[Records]
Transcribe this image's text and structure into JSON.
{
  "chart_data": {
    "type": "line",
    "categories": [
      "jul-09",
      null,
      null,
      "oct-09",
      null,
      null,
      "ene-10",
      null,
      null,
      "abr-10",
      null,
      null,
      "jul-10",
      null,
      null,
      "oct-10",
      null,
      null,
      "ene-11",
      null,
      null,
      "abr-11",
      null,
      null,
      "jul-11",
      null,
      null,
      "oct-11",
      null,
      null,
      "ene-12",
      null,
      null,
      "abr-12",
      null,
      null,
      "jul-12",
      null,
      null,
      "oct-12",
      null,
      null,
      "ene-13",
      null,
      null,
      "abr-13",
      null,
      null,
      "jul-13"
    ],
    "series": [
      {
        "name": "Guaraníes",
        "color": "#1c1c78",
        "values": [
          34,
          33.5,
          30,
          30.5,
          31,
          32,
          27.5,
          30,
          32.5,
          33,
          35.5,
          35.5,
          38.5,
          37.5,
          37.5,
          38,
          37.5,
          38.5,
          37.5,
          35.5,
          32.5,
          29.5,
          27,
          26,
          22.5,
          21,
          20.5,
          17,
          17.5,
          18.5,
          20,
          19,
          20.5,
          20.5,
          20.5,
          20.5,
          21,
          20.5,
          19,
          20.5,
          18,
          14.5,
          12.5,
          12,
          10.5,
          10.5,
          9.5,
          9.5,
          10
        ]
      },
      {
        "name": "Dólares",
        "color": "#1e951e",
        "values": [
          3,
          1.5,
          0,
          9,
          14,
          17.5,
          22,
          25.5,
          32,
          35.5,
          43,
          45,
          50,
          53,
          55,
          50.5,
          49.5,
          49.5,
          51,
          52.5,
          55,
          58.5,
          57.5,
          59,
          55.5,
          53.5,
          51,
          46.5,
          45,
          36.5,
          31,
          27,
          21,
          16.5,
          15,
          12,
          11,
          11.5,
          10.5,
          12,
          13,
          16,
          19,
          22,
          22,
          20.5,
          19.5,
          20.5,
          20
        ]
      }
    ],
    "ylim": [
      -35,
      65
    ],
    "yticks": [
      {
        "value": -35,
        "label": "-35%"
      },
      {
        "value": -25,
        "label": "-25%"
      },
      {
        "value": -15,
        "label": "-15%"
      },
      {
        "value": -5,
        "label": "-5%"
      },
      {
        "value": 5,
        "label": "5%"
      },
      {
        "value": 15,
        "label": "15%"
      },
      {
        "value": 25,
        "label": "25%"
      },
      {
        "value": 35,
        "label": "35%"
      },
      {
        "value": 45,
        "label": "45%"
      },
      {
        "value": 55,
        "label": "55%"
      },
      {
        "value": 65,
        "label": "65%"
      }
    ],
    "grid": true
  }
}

--- Stated goal ---
Return each entry from the material above exactly as it appears.

--- Output ---
Transcribe this image's text and structure into JSON.
{
  "chart_data": {
    "type": "line",
    "categories": [
      "jul-09",
      null,
      null,
      "oct-09",
      null,
      null,
      "ene-10",
      null,
      null,
      "abr-10",
      null,
      null,
      "jul-10",
      null,
      null,
      "oct-10",
      null,
      null,
      "ene-11",
      null,
      null,
      "abr-11",
      null,
      null,
      "jul-11",
      null,
      null,
      "oct-11",
      null,
      null,
      "ene-12",
      null,
      null,
      "abr-12",
      null,
      null,
      "jul-12",
      null,
      null,
      "oct-12",
      null,
      null,
      "ene-13",
      null,
      null,
      "abr-13",
      null,
      null,
      "jul-13"
    ],
    "series": [
      {
        "name": "Guaraníes",
        "color": "#1c1c78",
        "values": [
          34,
          33.5,
          30,
          30.5,
          31,
          32,
          27.5,
          30,
          32.5,
          33,
          35.5,
          35.5,
          38.5,
          37.5,
          37.5,
          38,
          37.5,
          38.5,
          37.5,
          35.5,
          32.5,
          29.5,
          27,
          26,
          22.5,
          21,
          20.5,
          17,
          17.5,
          18.5,
          20,
          19,
          20.5,
          20.5,
          20.5,
          20.5,
          21,
          20.5,
          19,
          20.5,
          18,
          14.5,
          12.5,
          12,
          10.5,
          10.5,
          9.5,
          9.5,
          10
        ]
      },
      {
        "name": "Dólares",
        "color": "#1e951e",
        "values": [
          3,
          1.5,
          0,
          9,
          14,
          17.5,
          22,
          25.5,
          32,
          35.5,
          43,
          45,
          50,
          53,
          55,
          50.5,
          49.5,
          49.5,
          51,
          52.5,
          55,
          58.5,
          57.5,
          59,
          55.5,
          53.5,
          51,
          46.5,
          45,
          36.5,
          31,
          27,
          21,
          16.5,
          15,
          12,
          11,
          11.5,
          10.5,
          12,
          13,
          16,
          19,
          22,
          22,
          20.5,
          19.5,
          20.5,
          20
        ]
      }
    ],
    "ylim": [
      -35,
      65
    ],
    "yticks": [
      {
        "value": -35,
        "label": "-35%"
      },
      {
        "value": -25,
        "label": "-25%"
      },
      {
        "value": -15,
        "label": "-15%"
      },
      {
        "value": -5,
        "label": "-5%"
      },
      {
        "value": 5,
        "label": "5%"
      },
      {
        "value": 15,
        "label": "15%"
      },
      {
        "value": 25,
        "label": "25%"
      },
      {
        "value": 35,
        "label": "35%"
      },
      {
        "value": 45,
        "label": "45%"
      },
      {
        "value": 55,
        "label": "55%"
      },
      {
        "value": 65,
        "label": "65%"
      }
    ],
    "grid": true
  }
}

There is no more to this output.